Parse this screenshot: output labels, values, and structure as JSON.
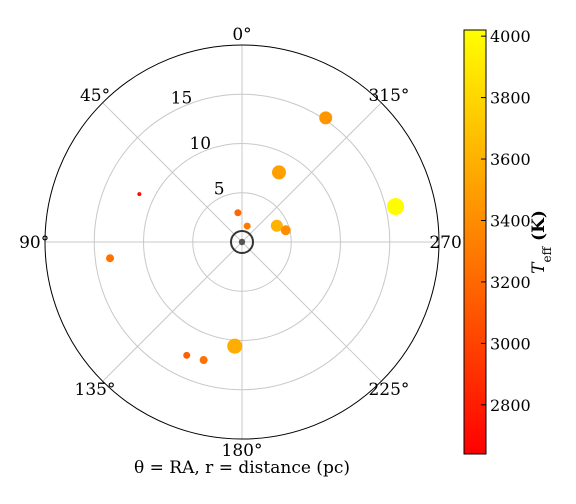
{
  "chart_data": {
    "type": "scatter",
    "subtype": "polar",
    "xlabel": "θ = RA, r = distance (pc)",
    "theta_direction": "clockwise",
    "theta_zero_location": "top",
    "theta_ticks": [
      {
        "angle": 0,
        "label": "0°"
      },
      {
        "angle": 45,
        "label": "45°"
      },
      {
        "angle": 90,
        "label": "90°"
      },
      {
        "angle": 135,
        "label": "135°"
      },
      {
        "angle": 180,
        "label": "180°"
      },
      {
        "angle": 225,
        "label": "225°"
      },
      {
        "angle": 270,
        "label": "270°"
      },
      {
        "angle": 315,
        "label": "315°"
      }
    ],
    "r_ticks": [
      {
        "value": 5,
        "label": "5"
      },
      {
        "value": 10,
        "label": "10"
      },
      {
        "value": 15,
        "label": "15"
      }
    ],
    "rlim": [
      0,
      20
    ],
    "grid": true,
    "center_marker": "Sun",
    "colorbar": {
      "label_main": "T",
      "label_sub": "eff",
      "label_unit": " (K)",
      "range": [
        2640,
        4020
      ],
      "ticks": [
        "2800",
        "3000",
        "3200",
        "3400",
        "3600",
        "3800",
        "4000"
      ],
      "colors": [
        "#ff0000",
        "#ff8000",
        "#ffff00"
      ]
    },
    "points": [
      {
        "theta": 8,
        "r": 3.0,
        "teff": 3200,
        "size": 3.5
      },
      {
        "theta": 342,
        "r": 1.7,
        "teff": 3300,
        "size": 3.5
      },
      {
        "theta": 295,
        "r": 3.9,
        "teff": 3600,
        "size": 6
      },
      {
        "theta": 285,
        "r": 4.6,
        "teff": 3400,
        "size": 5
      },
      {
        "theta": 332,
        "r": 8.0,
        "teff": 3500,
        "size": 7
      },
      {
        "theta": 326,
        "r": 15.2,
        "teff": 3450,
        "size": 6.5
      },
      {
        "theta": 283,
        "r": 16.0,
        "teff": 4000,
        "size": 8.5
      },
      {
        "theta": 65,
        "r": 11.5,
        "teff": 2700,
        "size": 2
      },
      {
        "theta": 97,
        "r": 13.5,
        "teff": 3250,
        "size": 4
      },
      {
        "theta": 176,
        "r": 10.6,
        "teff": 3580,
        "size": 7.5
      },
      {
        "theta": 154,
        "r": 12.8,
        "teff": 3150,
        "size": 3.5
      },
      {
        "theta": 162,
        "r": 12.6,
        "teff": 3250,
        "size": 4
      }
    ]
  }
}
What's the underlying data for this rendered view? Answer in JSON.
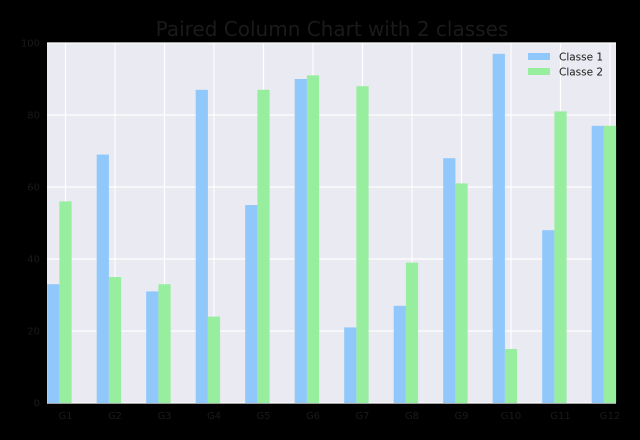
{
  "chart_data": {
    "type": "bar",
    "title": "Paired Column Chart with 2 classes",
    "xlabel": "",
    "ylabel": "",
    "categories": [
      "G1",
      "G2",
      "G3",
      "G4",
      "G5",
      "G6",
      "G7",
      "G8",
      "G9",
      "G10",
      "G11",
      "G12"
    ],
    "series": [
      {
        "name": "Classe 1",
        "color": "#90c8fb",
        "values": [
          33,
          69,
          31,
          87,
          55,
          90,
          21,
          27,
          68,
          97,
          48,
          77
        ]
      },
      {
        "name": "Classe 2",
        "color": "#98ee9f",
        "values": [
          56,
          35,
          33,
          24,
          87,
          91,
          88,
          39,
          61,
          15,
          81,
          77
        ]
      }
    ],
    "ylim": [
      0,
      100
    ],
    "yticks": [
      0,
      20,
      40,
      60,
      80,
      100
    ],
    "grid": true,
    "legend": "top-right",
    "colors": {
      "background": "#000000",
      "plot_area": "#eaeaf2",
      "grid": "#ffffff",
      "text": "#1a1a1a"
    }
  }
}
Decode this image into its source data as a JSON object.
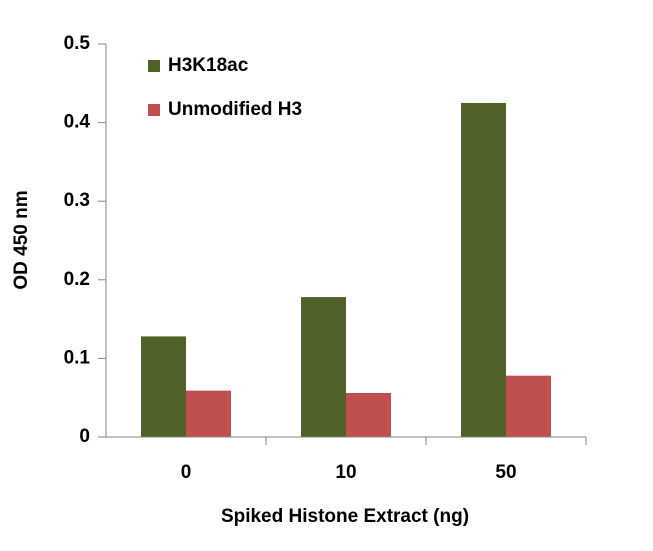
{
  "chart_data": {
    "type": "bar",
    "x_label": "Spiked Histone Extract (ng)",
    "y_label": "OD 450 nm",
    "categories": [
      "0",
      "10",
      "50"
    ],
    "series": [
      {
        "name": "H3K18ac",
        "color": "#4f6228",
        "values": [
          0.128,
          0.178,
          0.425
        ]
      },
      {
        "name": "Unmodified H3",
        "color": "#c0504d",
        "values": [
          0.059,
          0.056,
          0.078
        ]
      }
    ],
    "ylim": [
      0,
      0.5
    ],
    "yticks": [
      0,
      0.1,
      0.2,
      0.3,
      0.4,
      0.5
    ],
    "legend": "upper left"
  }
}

TASK REQUIREMENTS:
Retype each entry precisely. Skip images entirely.

WRITTEN SOLUTION:
Parse this screenshot: output labels, values, and structure as JSON.
{
  "chart_data": {
    "type": "scatter",
    "subtype": "polar",
    "xlabel": "θ = RA, r = distance (pc)",
    "theta_direction": "clockwise",
    "theta_zero_location": "top",
    "theta_ticks": [
      {
        "angle": 0,
        "label": "0°"
      },
      {
        "angle": 45,
        "label": "45°"
      },
      {
        "angle": 90,
        "label": "90°"
      },
      {
        "angle": 135,
        "label": "135°"
      },
      {
        "angle": 180,
        "label": "180°"
      },
      {
        "angle": 225,
        "label": "225°"
      },
      {
        "angle": 270,
        "label": "270°"
      },
      {
        "angle": 315,
        "label": "315°"
      }
    ],
    "r_ticks": [
      {
        "value": 5,
        "label": "5"
      },
      {
        "value": 10,
        "label": "10"
      },
      {
        "value": 15,
        "label": "15"
      }
    ],
    "rlim": [
      0,
      20
    ],
    "grid": true,
    "center_marker": "Sun",
    "colorbar": {
      "label_main": "T",
      "label_sub": "eff",
      "label_unit": " (K)",
      "range": [
        2640,
        4020
      ],
      "ticks": [
        "2800",
        "3000",
        "3200",
        "3400",
        "3600",
        "3800",
        "4000"
      ],
      "colors": [
        "#ff0000",
        "#ff8000",
        "#ffff00"
      ]
    },
    "points": [
      {
        "theta": 8,
        "r": 3.0,
        "teff": 3200,
        "size": 3.5
      },
      {
        "theta": 342,
        "r": 1.7,
        "teff": 3300,
        "size": 3.5
      },
      {
        "theta": 295,
        "r": 3.9,
        "teff": 3600,
        "size": 6
      },
      {
        "theta": 285,
        "r": 4.6,
        "teff": 3400,
        "size": 5
      },
      {
        "theta": 332,
        "r": 8.0,
        "teff": 3500,
        "size": 7
      },
      {
        "theta": 326,
        "r": 15.2,
        "teff": 3450,
        "size": 6.5
      },
      {
        "theta": 283,
        "r": 16.0,
        "teff": 4000,
        "size": 8.5
      },
      {
        "theta": 65,
        "r": 11.5,
        "teff": 2700,
        "size": 2
      },
      {
        "theta": 97,
        "r": 13.5,
        "teff": 3250,
        "size": 4
      },
      {
        "theta": 176,
        "r": 10.6,
        "teff": 3580,
        "size": 7.5
      },
      {
        "theta": 154,
        "r": 12.8,
        "teff": 3150,
        "size": 3.5
      },
      {
        "theta": 162,
        "r": 12.6,
        "teff": 3250,
        "size": 4
      }
    ]
  }
}
What's the underlying data for this rendered view? Answer in JSON.
{
  "chart_data": {
    "type": "bar",
    "title": "Paired Column Chart with 2 classes",
    "xlabel": "",
    "ylabel": "",
    "categories": [
      "G1",
      "G2",
      "G3",
      "G4",
      "G5",
      "G6",
      "G7",
      "G8",
      "G9",
      "G10",
      "G11",
      "G12"
    ],
    "series": [
      {
        "name": "Classe 1",
        "color": "#90c8fb",
        "values": [
          33,
          69,
          31,
          87,
          55,
          90,
          21,
          27,
          68,
          97,
          48,
          77
        ]
      },
      {
        "name": "Classe 2",
        "color": "#98ee9f",
        "values": [
          56,
          35,
          33,
          24,
          87,
          91,
          88,
          39,
          61,
          15,
          81,
          77
        ]
      }
    ],
    "ylim": [
      0,
      100
    ],
    "yticks": [
      0,
      20,
      40,
      60,
      80,
      100
    ],
    "grid": true,
    "legend": "top-right",
    "colors": {
      "background": "#000000",
      "plot_area": "#eaeaf2",
      "grid": "#ffffff",
      "text": "#1a1a1a"
    }
  }
}
Decode this image into its source data as a JSON object.
{
  "chart_data": {
    "type": "bar",
    "x_label": "Spiked Histone Extract (ng)",
    "y_label": "OD 450 nm",
    "categories": [
      "0",
      "10",
      "50"
    ],
    "series": [
      {
        "name": "H3K18ac",
        "color": "#4f6228",
        "values": [
          0.128,
          0.178,
          0.425
        ]
      },
      {
        "name": "Unmodified H3",
        "color": "#c0504d",
        "values": [
          0.059,
          0.056,
          0.078
        ]
      }
    ],
    "ylim": [
      0,
      0.5
    ],
    "yticks": [
      0,
      0.1,
      0.2,
      0.3,
      0.4,
      0.5
    ],
    "legend": "upper left"
  }
}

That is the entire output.